# START OF RECORD EXCERPTS

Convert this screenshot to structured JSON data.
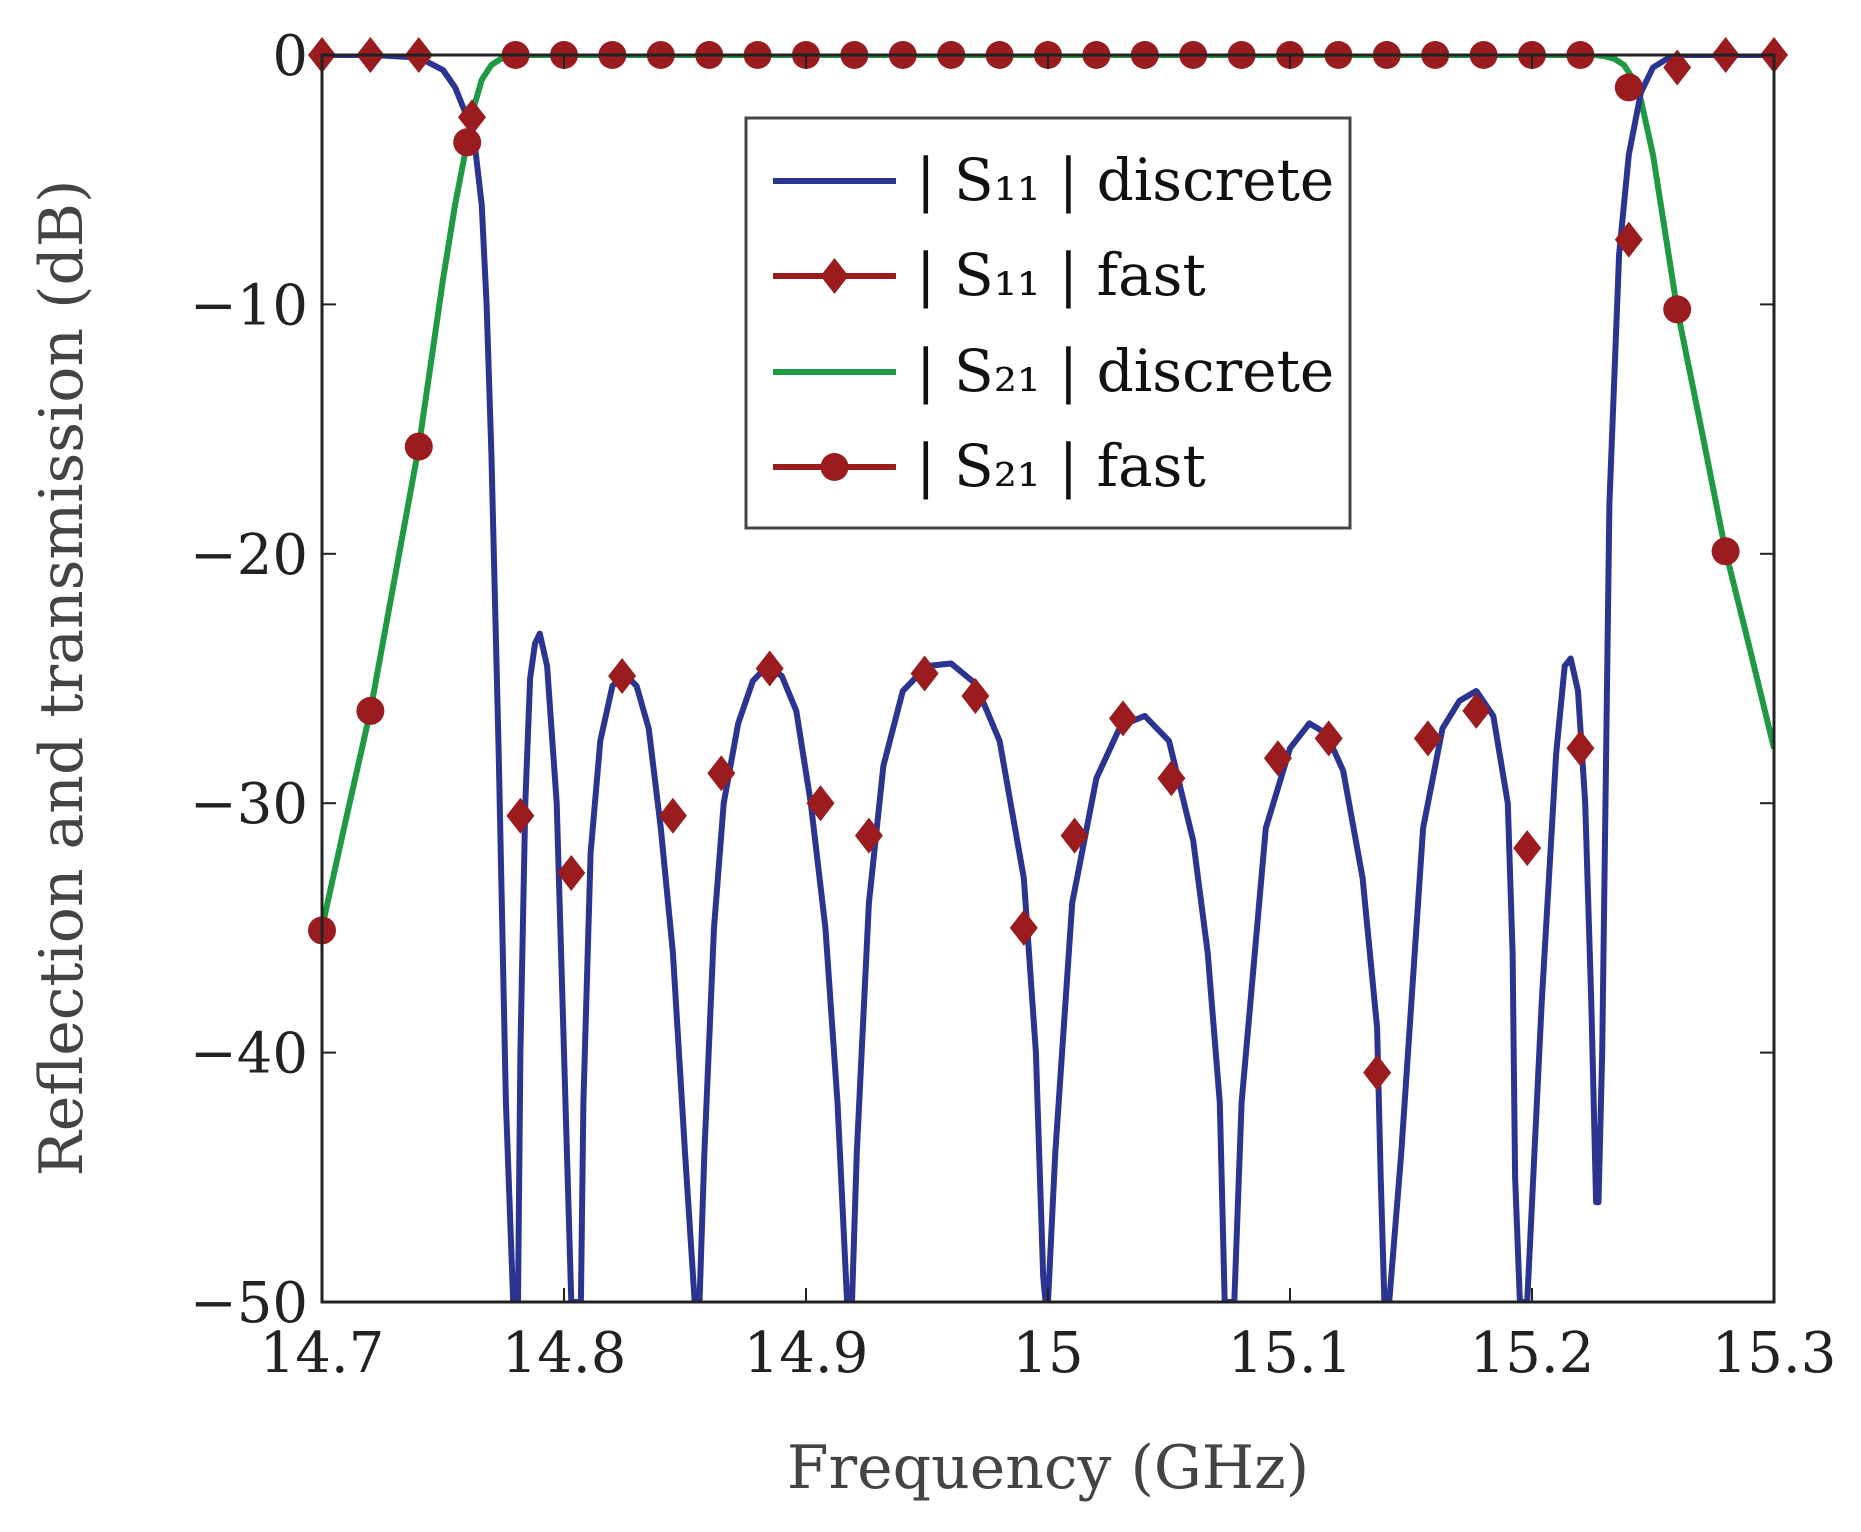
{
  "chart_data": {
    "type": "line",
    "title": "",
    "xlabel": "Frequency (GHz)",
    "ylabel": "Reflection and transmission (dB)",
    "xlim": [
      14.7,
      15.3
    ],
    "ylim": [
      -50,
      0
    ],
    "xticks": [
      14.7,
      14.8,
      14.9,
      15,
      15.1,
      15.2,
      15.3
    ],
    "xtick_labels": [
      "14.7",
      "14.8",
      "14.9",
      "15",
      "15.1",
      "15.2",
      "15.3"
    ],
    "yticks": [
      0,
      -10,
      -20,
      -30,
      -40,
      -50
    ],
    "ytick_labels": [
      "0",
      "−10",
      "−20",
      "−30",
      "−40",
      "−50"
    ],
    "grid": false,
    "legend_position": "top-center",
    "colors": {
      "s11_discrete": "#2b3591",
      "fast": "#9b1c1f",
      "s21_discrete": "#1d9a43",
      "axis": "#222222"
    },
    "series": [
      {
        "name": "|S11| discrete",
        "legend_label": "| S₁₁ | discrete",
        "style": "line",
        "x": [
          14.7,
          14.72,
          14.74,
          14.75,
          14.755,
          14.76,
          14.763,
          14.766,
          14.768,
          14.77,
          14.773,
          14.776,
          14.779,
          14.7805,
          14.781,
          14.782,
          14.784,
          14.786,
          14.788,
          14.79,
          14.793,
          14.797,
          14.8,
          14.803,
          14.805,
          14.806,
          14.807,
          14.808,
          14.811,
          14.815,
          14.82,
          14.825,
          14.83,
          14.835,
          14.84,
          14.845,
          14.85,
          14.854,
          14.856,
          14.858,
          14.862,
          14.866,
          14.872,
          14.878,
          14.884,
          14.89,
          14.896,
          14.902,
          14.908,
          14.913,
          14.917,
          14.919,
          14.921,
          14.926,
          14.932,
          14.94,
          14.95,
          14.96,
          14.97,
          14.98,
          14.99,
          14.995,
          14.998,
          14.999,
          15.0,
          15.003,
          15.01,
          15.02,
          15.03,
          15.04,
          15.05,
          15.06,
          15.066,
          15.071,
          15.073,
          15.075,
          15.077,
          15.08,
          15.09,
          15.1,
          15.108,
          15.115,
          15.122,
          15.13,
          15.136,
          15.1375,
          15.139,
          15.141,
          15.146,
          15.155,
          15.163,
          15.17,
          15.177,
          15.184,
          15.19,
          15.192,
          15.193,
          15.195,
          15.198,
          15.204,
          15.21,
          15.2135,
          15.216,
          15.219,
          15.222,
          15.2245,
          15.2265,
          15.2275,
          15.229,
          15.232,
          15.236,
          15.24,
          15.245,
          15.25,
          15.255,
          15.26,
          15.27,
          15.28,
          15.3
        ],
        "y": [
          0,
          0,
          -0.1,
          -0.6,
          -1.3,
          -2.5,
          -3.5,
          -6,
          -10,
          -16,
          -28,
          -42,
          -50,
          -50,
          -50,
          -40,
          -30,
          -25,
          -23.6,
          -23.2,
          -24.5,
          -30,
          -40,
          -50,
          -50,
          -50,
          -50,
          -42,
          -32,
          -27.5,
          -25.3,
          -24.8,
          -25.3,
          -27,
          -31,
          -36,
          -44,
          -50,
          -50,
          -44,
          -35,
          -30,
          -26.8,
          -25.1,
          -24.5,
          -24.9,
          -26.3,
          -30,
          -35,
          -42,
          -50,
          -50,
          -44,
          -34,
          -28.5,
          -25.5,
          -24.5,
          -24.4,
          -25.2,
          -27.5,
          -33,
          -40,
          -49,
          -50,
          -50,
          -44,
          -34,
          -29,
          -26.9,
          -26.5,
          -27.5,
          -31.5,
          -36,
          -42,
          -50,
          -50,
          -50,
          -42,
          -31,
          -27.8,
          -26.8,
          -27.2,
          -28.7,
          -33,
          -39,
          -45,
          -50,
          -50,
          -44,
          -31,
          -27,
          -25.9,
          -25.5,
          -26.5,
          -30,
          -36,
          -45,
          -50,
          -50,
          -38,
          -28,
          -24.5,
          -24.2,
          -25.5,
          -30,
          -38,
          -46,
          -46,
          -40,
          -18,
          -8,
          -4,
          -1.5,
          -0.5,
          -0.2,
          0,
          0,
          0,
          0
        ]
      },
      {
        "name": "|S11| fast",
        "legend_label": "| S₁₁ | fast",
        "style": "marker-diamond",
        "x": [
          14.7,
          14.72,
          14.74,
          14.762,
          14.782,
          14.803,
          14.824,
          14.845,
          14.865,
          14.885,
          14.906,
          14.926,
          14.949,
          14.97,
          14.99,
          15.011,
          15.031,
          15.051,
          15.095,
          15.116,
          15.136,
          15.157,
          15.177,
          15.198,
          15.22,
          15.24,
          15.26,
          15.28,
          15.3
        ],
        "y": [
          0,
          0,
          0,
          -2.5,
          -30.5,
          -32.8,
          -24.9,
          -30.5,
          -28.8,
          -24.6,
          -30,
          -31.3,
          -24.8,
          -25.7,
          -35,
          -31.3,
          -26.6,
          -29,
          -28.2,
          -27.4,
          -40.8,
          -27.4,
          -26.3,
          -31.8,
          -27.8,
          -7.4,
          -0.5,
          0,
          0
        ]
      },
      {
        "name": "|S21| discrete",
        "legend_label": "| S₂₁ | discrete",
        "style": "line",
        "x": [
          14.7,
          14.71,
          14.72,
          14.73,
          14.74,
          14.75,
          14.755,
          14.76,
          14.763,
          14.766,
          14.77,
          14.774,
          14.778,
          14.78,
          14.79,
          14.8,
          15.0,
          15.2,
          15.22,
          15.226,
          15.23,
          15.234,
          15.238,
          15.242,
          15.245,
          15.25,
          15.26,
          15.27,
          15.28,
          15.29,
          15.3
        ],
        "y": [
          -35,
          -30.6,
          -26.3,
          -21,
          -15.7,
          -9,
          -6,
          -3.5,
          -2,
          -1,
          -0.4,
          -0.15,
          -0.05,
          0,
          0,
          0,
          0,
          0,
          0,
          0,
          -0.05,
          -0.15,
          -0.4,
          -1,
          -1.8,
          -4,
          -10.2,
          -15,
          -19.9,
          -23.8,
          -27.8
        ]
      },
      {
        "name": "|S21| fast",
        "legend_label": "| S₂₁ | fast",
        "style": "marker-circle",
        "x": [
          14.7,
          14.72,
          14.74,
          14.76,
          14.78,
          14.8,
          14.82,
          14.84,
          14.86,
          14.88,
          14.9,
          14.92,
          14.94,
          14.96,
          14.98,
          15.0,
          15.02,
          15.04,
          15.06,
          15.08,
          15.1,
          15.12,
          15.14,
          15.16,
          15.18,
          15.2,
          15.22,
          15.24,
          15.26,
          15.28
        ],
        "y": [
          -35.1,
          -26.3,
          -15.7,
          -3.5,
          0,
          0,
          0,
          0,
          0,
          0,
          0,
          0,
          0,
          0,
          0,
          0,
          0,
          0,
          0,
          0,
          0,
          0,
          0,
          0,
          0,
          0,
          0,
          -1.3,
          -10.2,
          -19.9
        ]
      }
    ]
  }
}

# END OF RECORD EXCERPTS
# START OF RECORD EXCERPTS

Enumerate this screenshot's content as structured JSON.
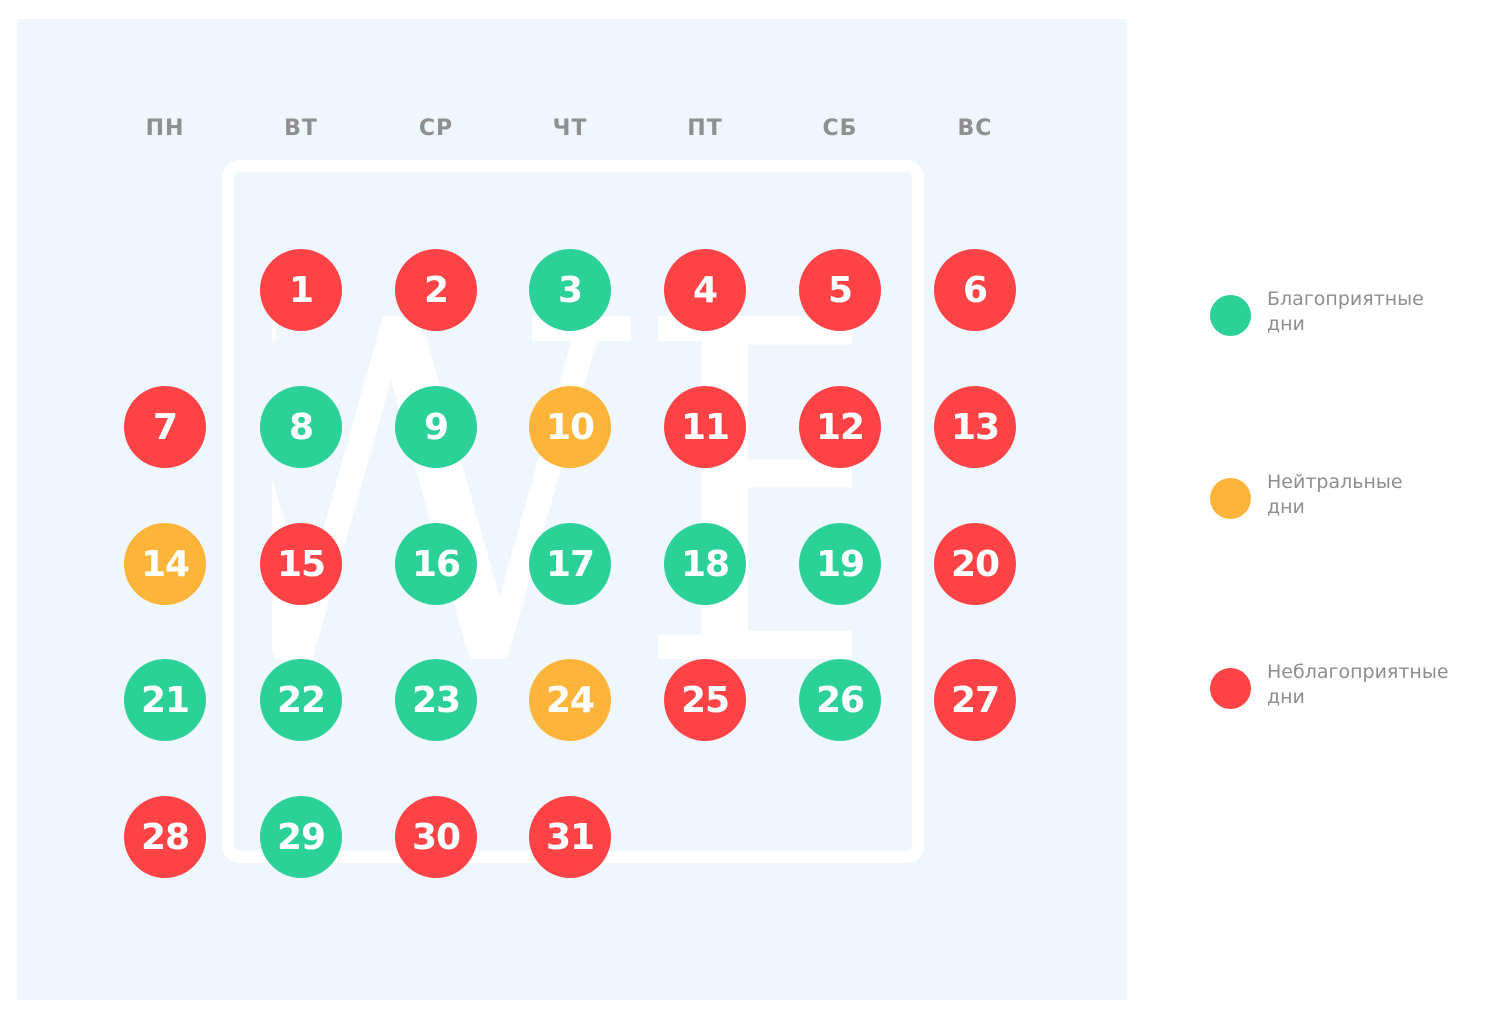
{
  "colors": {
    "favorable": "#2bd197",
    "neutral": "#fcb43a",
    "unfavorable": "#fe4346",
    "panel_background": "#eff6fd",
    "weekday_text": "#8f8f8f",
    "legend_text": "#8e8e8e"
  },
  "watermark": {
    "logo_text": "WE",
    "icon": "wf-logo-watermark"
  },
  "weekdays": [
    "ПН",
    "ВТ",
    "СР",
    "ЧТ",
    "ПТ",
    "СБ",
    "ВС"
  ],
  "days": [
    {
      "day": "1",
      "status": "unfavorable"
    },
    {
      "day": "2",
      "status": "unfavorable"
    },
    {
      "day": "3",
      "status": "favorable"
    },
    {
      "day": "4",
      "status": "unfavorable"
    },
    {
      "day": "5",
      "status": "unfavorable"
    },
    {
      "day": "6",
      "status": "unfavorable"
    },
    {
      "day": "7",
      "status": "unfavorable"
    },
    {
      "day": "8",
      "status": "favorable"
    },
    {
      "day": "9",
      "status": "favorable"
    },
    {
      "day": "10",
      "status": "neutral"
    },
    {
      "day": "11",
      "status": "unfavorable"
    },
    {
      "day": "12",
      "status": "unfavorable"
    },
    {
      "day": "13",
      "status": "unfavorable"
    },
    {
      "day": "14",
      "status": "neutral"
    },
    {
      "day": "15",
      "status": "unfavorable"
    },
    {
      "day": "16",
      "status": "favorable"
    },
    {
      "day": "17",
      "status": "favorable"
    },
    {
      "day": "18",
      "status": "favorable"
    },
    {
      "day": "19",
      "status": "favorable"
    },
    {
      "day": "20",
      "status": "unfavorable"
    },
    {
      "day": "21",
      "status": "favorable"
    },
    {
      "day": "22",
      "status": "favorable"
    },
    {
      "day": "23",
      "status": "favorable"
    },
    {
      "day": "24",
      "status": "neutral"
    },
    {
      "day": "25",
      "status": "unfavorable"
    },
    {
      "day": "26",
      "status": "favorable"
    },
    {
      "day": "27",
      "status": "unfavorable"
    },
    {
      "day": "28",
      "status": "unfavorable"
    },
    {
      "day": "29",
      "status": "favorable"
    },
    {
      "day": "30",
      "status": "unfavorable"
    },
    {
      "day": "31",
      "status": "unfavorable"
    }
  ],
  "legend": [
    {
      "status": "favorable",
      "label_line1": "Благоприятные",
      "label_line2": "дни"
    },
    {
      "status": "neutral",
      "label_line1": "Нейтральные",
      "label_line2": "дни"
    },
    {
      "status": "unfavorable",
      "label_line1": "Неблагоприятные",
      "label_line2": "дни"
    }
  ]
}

# END OF RECORD EXCERPTS

■ REQUEST ■
Scan the material line by line and report each one that contains "fast".

■ WRITTEN SOLUTION ■
      "fast": "#9b1c1f",
        "name": "|S11| fast",
        "legend_label": "| S₁₁ | fast",
        "name": "|S21| fast",
        "legend_label": "| S₂₁ | fast",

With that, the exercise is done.